[Saved entries]
** Start **
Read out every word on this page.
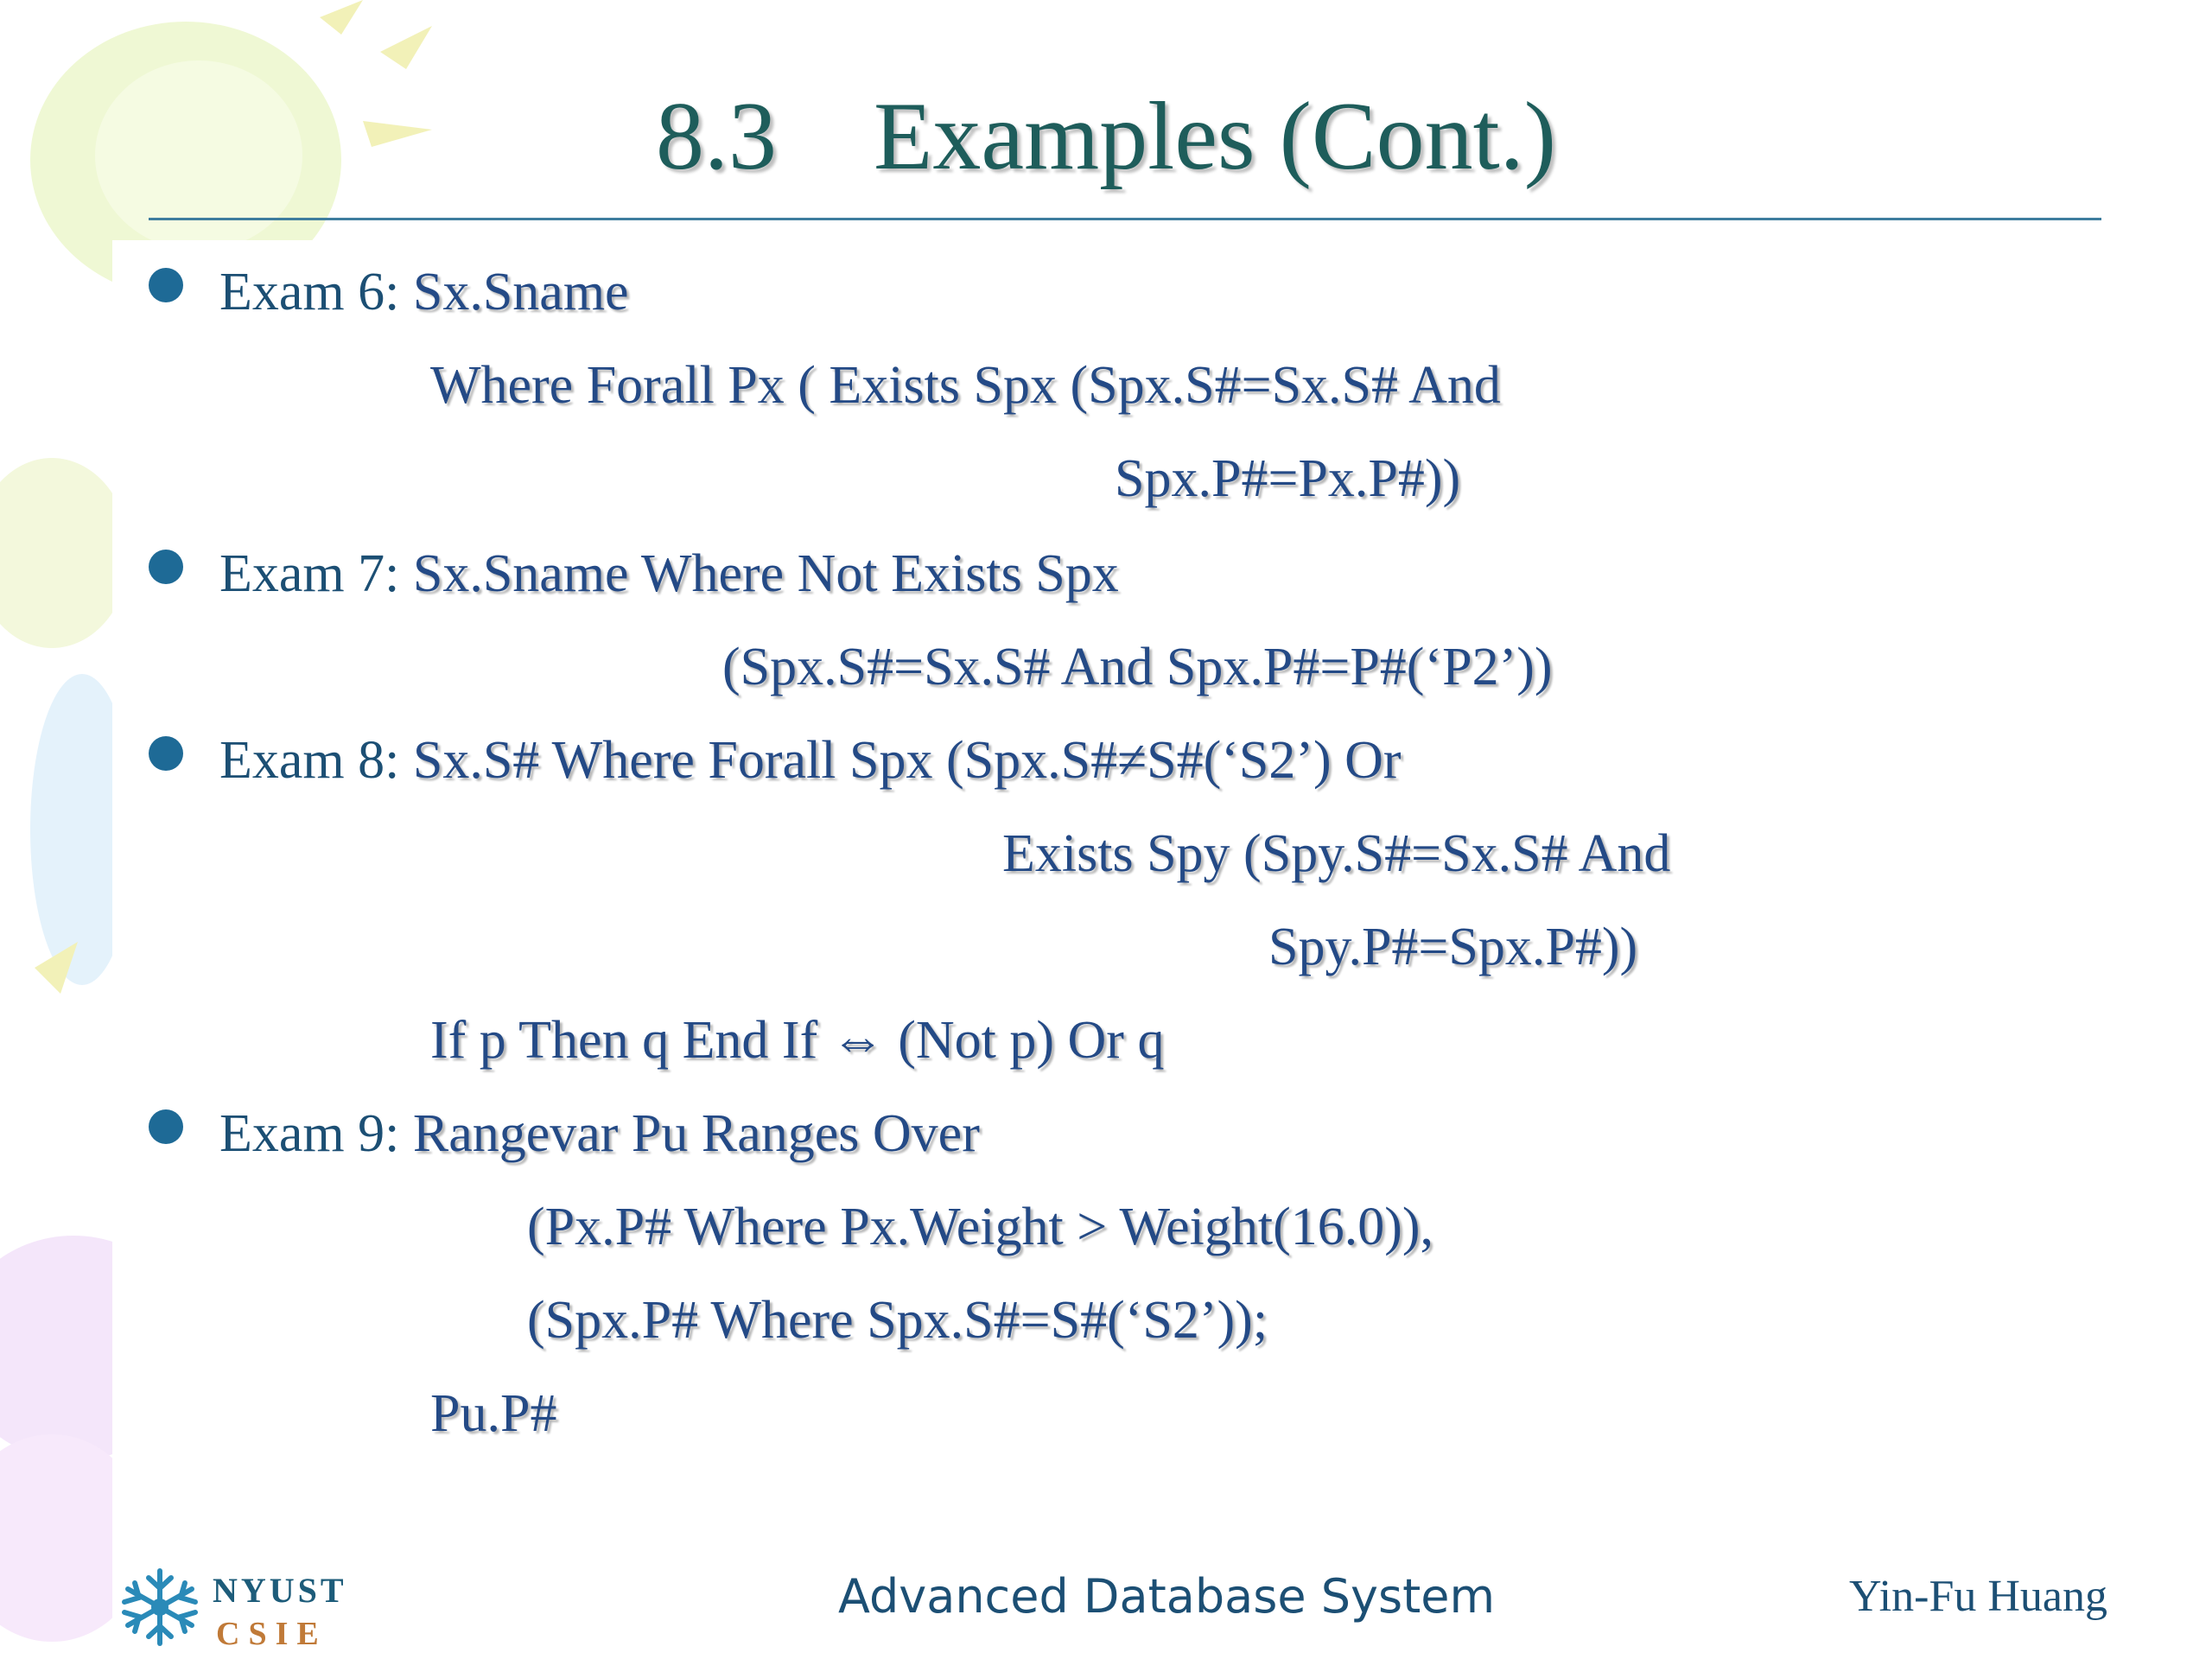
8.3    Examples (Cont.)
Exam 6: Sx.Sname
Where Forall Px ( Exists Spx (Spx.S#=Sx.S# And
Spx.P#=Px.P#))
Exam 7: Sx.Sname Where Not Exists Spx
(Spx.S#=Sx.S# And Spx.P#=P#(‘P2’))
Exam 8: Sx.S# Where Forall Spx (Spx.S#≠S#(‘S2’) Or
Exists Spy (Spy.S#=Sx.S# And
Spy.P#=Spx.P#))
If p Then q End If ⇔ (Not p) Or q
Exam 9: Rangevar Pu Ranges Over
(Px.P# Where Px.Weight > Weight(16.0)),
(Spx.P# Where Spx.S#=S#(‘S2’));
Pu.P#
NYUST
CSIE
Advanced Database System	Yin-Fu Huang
** End **
*REQUIRED TASK*
Copy every line of the listing that includes the string "Forall".

*RESPONSE FOR THIS EXERCISE*
Where Forall Px ( Exists Spx (Spx.S#=Sx.S# And
Exam 8: Sx.S# Where Forall Spx (Spx.S#≠S#(‘S2’) Or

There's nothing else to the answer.